::: EXTRACTED ENTRIES

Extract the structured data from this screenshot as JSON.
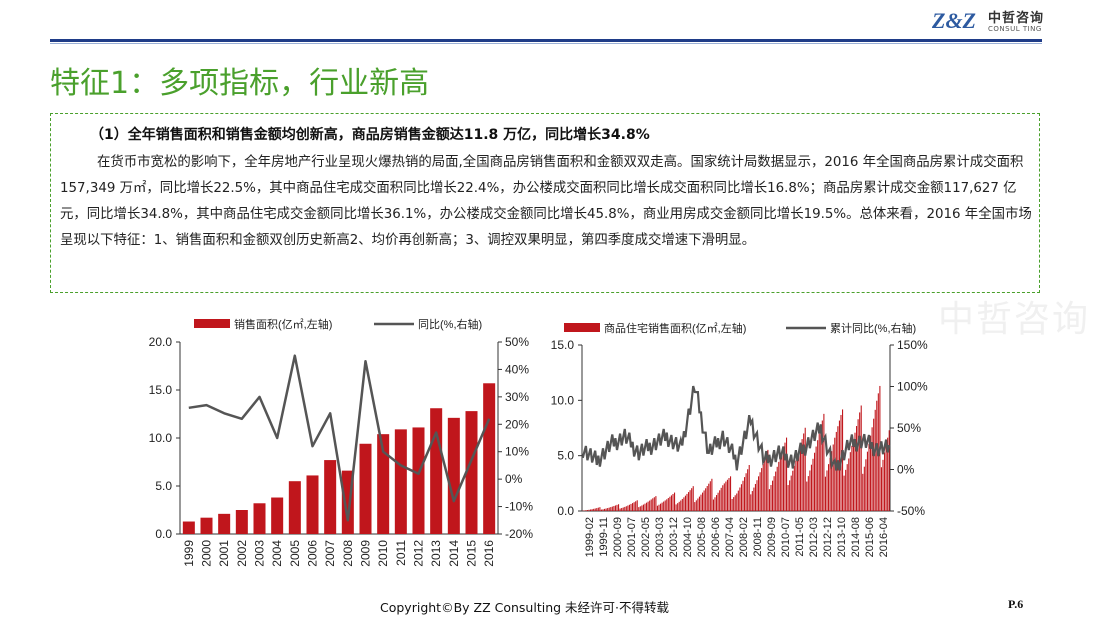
{
  "header": {
    "logo_mark": "Z&Z",
    "logo_cn": "中哲咨询",
    "logo_en": "CONSUL TING"
  },
  "page_title": "特征1：多项指标，行业新高",
  "subheading": "（1）全年销售面积和销售金额均创新高，商品房销售金额达11.8 万亿，同比增长34.8%",
  "paragraph": "在货币市宽松的影响下，全年房地产行业呈现火爆热销的局面,全国商品房销售面积和金额双双走高。国家统计局数据显示，2016 年全国商品房累计成交面积157,349 万㎡，同比增长22.5%，其中商品住宅成交面积同比增长22.4%，办公楼成交面积同比增长成交面积同比增长16.8%；商品房累计成交金额117,627 亿元，同比增长34.8%，其中商品住宅成交金额同比增长36.1%，办公楼成交金额同比增长45.8%，商业用房成交金额同比增长19.5%。总体来看，2016 年全国市场呈现以下特征：1、销售面积和金额双创历史新高2、均价再创新高；3、调控双果明显，第四季度成交增速下滑明显。",
  "watermark": "中哲咨询",
  "footer": {
    "copyright": "Copyright©By  ZZ Consulting       未经许可·不得转载",
    "page": "P.6"
  },
  "colors": {
    "bar": "#c0161c",
    "line": "#555555",
    "title": "#4aa02c",
    "rule": "#1f3c88"
  },
  "chart_data": [
    {
      "type": "bar",
      "categories": [
        "1999",
        "2000",
        "2001",
        "2002",
        "2003",
        "2004",
        "2005",
        "2006",
        "2007",
        "2008",
        "2009",
        "2010",
        "2011",
        "2012",
        "2013",
        "2014",
        "2015",
        "2016"
      ],
      "series": [
        {
          "name": "销售面积(亿㎡,左轴)",
          "type": "bar",
          "axis": "left",
          "values": [
            1.3,
            1.7,
            2.1,
            2.5,
            3.2,
            3.8,
            5.5,
            6.1,
            7.7,
            6.6,
            9.4,
            10.4,
            10.9,
            11.1,
            13.1,
            12.1,
            12.8,
            15.7
          ]
        },
        {
          "name": "同比(%,右轴)",
          "type": "line",
          "axis": "right",
          "values": [
            26,
            27,
            24,
            22,
            30,
            15,
            45,
            12,
            24,
            -15,
            43,
            10,
            5,
            2,
            17,
            -8,
            7,
            22
          ]
        }
      ],
      "yleft_ticks": [
        "0.0",
        "5.0",
        "10.0",
        "15.0",
        "20.0"
      ],
      "yleft_range": [
        0,
        20
      ],
      "yright_ticks": [
        "-20%",
        "-10%",
        "0%",
        "10%",
        "20%",
        "30%",
        "40%",
        "50%"
      ],
      "yright_range": [
        -20,
        50
      ]
    },
    {
      "type": "bar",
      "categories": [
        "1999-02",
        "1999-11",
        "2000-09",
        "2001-07",
        "2002-05",
        "2003-03",
        "2003-12",
        "2004-10",
        "2005-08",
        "2006-06",
        "2007-04",
        "2008-02",
        "2008-11",
        "2009-09",
        "2010-07",
        "2011-05",
        "2012-03",
        "2012-12",
        "2013-10",
        "2014-08",
        "2015-06",
        "2016-04"
      ],
      "series": [
        {
          "name": "商品住宅销售面积(亿㎡,左轴)",
          "type": "bar",
          "axis": "left",
          "values": [
            0.1,
            0.3,
            0.5,
            0.7,
            1.0,
            1.3,
            1.5,
            1.8,
            2.3,
            2.8,
            3.3,
            3.0,
            4.3,
            5.3,
            6.3,
            6.9,
            7.6,
            8.6,
            9.4,
            9.0,
            9.6,
            11.3
          ]
        },
        {
          "name": "累计同比(%,右轴)",
          "type": "line",
          "axis": "right",
          "values": [
            25,
            10,
            30,
            40,
            20,
            30,
            40,
            25,
            100,
            20,
            40,
            10,
            60,
            10,
            20,
            10,
            30,
            50,
            0,
            30,
            35,
            25
          ]
        }
      ],
      "yleft_ticks": [
        "0.0",
        "5.0",
        "10.0",
        "15.0"
      ],
      "yleft_range": [
        0,
        15
      ],
      "yright_ticks": [
        "-50%",
        "0%",
        "50%",
        "100%",
        "150%"
      ],
      "yright_range": [
        -50,
        150
      ]
    }
  ]
}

::::::

Output every entry verbatim. Pictures do not belong in the copy.

*SOLVED PROBLEM:*
Extract the structured data from this screenshot as JSON.
{
  "header": {
    "logo_mark": "Z&Z",
    "logo_cn": "中哲咨询",
    "logo_en": "CONSUL TING"
  },
  "page_title": "特征1：多项指标，行业新高",
  "subheading": "（1）全年销售面积和销售金额均创新高，商品房销售金额达11.8 万亿，同比增长34.8%",
  "paragraph": "在货币市宽松的影响下，全年房地产行业呈现火爆热销的局面,全国商品房销售面积和金额双双走高。国家统计局数据显示，2016 年全国商品房累计成交面积157,349 万㎡，同比增长22.5%，其中商品住宅成交面积同比增长22.4%，办公楼成交面积同比增长成交面积同比增长16.8%；商品房累计成交金额117,627 亿元，同比增长34.8%，其中商品住宅成交金额同比增长36.1%，办公楼成交金额同比增长45.8%，商业用房成交金额同比增长19.5%。总体来看，2016 年全国市场呈现以下特征：1、销售面积和金额双创历史新高2、均价再创新高；3、调控双果明显，第四季度成交增速下滑明显。",
  "watermark": "中哲咨询",
  "footer": {
    "copyright": "Copyright©By  ZZ Consulting       未经许可·不得转载",
    "page": "P.6"
  },
  "colors": {
    "bar": "#c0161c",
    "line": "#555555",
    "title": "#4aa02c",
    "rule": "#1f3c88"
  },
  "chart_data": [
    {
      "type": "bar",
      "categories": [
        "1999",
        "2000",
        "2001",
        "2002",
        "2003",
        "2004",
        "2005",
        "2006",
        "2007",
        "2008",
        "2009",
        "2010",
        "2011",
        "2012",
        "2013",
        "2014",
        "2015",
        "2016"
      ],
      "series": [
        {
          "name": "销售面积(亿㎡,左轴)",
          "type": "bar",
          "axis": "left",
          "values": [
            1.3,
            1.7,
            2.1,
            2.5,
            3.2,
            3.8,
            5.5,
            6.1,
            7.7,
            6.6,
            9.4,
            10.4,
            10.9,
            11.1,
            13.1,
            12.1,
            12.8,
            15.7
          ]
        },
        {
          "name": "同比(%,右轴)",
          "type": "line",
          "axis": "right",
          "values": [
            26,
            27,
            24,
            22,
            30,
            15,
            45,
            12,
            24,
            -15,
            43,
            10,
            5,
            2,
            17,
            -8,
            7,
            22
          ]
        }
      ],
      "yleft_ticks": [
        "0.0",
        "5.0",
        "10.0",
        "15.0",
        "20.0"
      ],
      "yleft_range": [
        0,
        20
      ],
      "yright_ticks": [
        "-20%",
        "-10%",
        "0%",
        "10%",
        "20%",
        "30%",
        "40%",
        "50%"
      ],
      "yright_range": [
        -20,
        50
      ]
    },
    {
      "type": "bar",
      "categories": [
        "1999-02",
        "1999-11",
        "2000-09",
        "2001-07",
        "2002-05",
        "2003-03",
        "2003-12",
        "2004-10",
        "2005-08",
        "2006-06",
        "2007-04",
        "2008-02",
        "2008-11",
        "2009-09",
        "2010-07",
        "2011-05",
        "2012-03",
        "2012-12",
        "2013-10",
        "2014-08",
        "2015-06",
        "2016-04"
      ],
      "series": [
        {
          "name": "商品住宅销售面积(亿㎡,左轴)",
          "type": "bar",
          "axis": "left",
          "values": [
            0.1,
            0.3,
            0.5,
            0.7,
            1.0,
            1.3,
            1.5,
            1.8,
            2.3,
            2.8,
            3.3,
            3.0,
            4.3,
            5.3,
            6.3,
            6.9,
            7.6,
            8.6,
            9.4,
            9.0,
            9.6,
            11.3
          ]
        },
        {
          "name": "累计同比(%,右轴)",
          "type": "line",
          "axis": "right",
          "values": [
            25,
            10,
            30,
            40,
            20,
            30,
            40,
            25,
            100,
            20,
            40,
            10,
            60,
            10,
            20,
            10,
            30,
            50,
            0,
            30,
            35,
            25
          ]
        }
      ],
      "yleft_ticks": [
        "0.0",
        "5.0",
        "10.0",
        "15.0"
      ],
      "yleft_range": [
        0,
        15
      ],
      "yright_ticks": [
        "-50%",
        "0%",
        "50%",
        "100%",
        "150%"
      ],
      "yright_range": [
        -50,
        150
      ]
    }
  ]
}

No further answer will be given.